- _PROBLEM REQUIREMENTS_: Find the lines holding the string "deploy" in the data, then copy all of them.

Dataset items
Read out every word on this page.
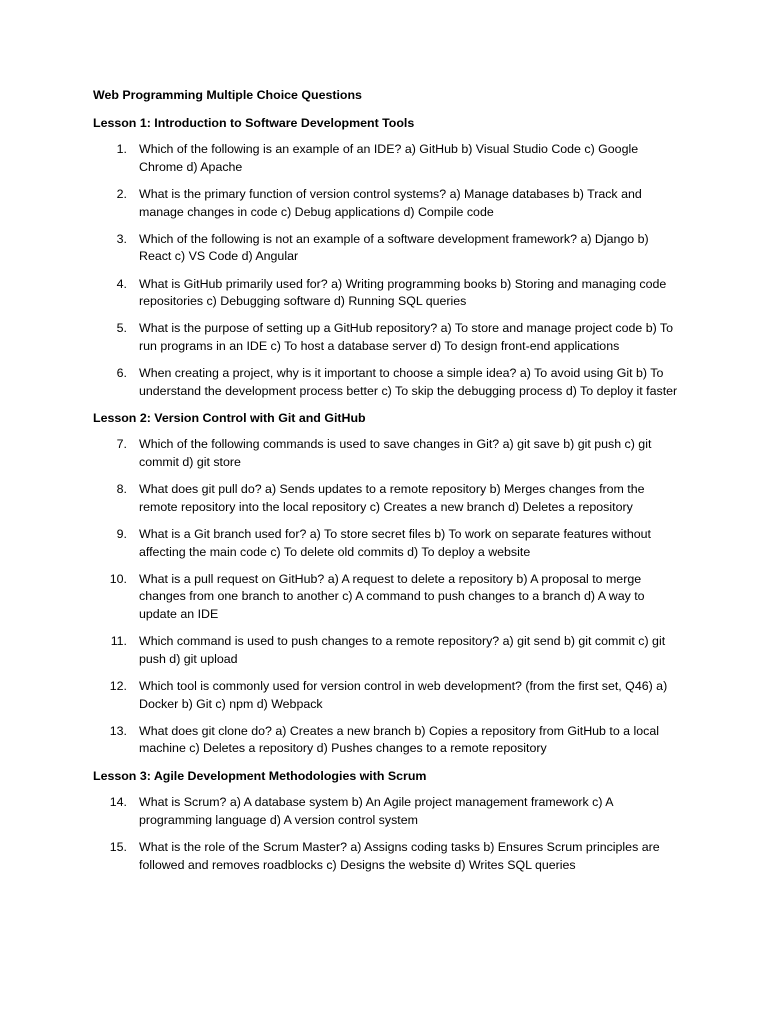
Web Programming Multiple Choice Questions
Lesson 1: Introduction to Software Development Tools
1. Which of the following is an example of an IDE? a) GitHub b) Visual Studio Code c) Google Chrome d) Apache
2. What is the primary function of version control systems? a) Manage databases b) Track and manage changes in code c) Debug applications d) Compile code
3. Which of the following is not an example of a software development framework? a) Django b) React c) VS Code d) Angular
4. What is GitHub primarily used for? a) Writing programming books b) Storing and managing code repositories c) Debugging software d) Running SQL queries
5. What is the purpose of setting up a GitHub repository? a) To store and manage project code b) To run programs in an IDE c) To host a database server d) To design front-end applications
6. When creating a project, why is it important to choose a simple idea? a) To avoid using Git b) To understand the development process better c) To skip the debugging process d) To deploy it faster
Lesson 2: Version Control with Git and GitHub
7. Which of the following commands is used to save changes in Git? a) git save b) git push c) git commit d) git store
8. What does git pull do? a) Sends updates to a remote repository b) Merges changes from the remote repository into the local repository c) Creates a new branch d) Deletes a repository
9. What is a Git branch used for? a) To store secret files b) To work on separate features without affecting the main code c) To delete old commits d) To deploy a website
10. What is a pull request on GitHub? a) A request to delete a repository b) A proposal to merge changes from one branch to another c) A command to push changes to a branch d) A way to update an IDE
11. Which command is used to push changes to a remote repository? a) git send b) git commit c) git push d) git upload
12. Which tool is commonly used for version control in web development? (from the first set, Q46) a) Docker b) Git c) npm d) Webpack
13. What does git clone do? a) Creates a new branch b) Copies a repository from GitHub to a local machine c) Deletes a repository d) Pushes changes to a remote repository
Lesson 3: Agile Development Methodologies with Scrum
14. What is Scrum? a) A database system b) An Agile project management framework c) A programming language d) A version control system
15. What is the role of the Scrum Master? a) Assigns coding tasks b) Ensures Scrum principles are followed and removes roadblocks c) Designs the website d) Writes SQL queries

- _OUTPUT OF THE TASK_:
6. When creating a project, why is it important to choose a simple idea? a) To avoid using Git b) To understand the development process better c) To skip the debugging process d) To deploy it faster
9. What is a Git branch used for? a) To store secret files b) To work on separate features without affecting the main code c) To delete old commits d) To deploy a website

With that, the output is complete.